▸ **Records for processing**

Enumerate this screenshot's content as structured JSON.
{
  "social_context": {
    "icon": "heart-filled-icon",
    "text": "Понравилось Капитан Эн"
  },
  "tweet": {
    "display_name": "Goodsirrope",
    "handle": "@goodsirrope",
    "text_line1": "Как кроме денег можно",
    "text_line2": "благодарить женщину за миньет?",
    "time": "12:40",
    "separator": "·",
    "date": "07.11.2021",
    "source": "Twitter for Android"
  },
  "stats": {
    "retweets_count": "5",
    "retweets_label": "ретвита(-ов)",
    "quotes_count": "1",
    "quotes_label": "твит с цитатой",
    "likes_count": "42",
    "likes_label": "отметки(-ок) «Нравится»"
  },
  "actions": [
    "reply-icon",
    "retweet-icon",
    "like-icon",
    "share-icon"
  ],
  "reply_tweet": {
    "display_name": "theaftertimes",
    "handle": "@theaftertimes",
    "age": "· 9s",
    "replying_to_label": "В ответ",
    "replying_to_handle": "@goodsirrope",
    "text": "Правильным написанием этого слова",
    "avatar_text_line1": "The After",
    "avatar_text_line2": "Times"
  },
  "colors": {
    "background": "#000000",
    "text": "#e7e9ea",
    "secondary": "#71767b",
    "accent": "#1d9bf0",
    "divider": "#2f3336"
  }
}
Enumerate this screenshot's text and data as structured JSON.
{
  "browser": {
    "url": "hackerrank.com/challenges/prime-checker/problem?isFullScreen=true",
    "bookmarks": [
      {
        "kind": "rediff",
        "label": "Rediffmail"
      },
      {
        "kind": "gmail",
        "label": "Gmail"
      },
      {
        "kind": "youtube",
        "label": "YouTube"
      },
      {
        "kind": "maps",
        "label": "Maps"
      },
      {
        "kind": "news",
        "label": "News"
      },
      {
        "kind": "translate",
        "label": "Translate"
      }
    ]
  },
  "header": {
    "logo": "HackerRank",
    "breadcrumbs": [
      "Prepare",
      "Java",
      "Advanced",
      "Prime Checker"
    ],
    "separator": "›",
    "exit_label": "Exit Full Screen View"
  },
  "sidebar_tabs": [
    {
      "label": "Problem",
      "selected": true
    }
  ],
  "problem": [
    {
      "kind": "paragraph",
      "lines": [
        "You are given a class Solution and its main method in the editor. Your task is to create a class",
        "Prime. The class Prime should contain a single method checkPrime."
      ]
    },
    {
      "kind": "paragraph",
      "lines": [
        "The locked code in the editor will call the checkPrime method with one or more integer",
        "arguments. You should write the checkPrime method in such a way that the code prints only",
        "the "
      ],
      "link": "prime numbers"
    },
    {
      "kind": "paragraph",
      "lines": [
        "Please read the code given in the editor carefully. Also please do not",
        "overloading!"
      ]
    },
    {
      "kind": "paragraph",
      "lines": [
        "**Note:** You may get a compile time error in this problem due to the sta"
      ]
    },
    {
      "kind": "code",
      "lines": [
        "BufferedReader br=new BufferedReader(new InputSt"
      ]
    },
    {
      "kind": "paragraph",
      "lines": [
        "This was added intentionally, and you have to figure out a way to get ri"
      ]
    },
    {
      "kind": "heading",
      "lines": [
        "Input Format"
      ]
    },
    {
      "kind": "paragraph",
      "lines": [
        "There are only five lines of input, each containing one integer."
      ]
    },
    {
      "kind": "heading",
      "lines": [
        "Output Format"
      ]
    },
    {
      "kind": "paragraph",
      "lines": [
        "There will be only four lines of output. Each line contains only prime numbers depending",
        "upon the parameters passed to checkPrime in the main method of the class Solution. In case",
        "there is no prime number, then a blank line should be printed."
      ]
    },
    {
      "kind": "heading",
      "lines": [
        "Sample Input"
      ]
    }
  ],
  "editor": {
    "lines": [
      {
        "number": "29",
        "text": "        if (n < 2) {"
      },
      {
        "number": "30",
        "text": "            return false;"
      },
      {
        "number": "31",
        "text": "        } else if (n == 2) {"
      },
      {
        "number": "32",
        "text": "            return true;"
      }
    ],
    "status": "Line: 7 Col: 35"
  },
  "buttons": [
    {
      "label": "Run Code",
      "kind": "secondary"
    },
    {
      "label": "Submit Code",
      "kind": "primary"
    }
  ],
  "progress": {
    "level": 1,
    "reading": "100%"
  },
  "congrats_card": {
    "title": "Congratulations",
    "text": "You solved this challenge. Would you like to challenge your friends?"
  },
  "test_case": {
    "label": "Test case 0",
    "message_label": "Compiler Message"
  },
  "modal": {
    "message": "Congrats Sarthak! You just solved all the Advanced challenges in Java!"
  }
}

▸ **Prompt**
Among the entries above, how many lines hold the word "JSON"? Reply with only that number.

▸ **Finished task**
2